* Written request *
Transcribe each record exactly. Include every one.

■ ■ ■

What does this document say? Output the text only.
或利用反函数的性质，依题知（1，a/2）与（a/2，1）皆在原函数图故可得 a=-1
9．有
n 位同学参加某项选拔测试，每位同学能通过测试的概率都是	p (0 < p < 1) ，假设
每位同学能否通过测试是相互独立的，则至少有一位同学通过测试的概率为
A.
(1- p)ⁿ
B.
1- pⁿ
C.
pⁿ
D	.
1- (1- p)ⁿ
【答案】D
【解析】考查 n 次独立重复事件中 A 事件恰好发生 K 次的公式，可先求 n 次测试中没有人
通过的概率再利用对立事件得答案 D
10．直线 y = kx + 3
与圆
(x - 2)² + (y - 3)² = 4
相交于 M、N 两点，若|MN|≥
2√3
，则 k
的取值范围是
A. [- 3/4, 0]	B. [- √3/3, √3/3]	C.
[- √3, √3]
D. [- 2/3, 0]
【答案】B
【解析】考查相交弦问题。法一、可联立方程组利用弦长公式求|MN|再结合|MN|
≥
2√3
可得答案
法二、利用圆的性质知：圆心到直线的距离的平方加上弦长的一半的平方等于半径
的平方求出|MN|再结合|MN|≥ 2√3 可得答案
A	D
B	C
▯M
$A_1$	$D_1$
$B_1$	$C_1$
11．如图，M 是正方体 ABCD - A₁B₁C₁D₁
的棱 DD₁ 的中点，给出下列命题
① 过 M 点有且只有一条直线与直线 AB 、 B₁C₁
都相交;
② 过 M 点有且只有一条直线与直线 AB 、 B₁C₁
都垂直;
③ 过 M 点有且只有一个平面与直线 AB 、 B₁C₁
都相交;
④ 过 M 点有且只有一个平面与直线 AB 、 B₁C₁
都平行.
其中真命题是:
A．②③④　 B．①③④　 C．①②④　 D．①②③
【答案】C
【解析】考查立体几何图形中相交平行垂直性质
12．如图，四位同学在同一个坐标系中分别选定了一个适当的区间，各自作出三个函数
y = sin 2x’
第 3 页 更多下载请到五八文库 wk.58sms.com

■ ■ ■

* Complete output *
What does this document say? Output the text only.
或利用反函数的性质，依题知（1，a/2）与（a/2，1）皆在原函数图故可得 a=-1
9．有
n 位同学参加某项选拔测试，每位同学能通过测试的概率都是	p (0 < p < 1) ，假设
每位同学能否通过测试是相互独立的，则至少有一位同学通过测试的概率为
A.
(1- p)ⁿ
B.
1- pⁿ
C.
pⁿ
D	.
1- (1- p)ⁿ
【答案】D
【解析】考查 n 次独立重复事件中 A 事件恰好发生 K 次的公式，可先求 n 次测试中没有人
通过的概率再利用对立事件得答案 D
10．直线 y = kx + 3
与圆
(x - 2)² + (y - 3)² = 4
相交于 M、N 两点，若|MN|≥
2√3
，则 k
的取值范围是
A. [- 3/4, 0]	B. [- √3/3, √3/3]	C.
[- √3, √3]
D. [- 2/3, 0]
【答案】B
【解析】考查相交弦问题。法一、可联立方程组利用弦长公式求|MN|再结合|MN|
≥
2√3
可得答案
法二、利用圆的性质知：圆心到直线的距离的平方加上弦长的一半的平方等于半径
的平方求出|MN|再结合|MN|≥ 2√3 可得答案
A	D
B	C
▯M
$A_1$	$D_1$
$B_1$	$C_1$
11．如图，M 是正方体 ABCD - A₁B₁C₁D₁
的棱 DD₁ 的中点，给出下列命题
① 过 M 点有且只有一条直线与直线 AB 、 B₁C₁
都相交;
② 过 M 点有且只有一条直线与直线 AB 、 B₁C₁
都垂直;
③ 过 M 点有且只有一个平面与直线 AB 、 B₁C₁
都相交;
④ 过 M 点有且只有一个平面与直线 AB 、 B₁C₁
都平行.
其中真命题是:
A．②③④　 B．①③④　 C．①②④　 D．①②③
【答案】C
【解析】考查立体几何图形中相交平行垂直性质
12．如图，四位同学在同一个坐标系中分别选定了一个适当的区间，各自作出三个函数
y = sin 2x’
第 3 页 更多下载请到五八文库 wk.58sms.com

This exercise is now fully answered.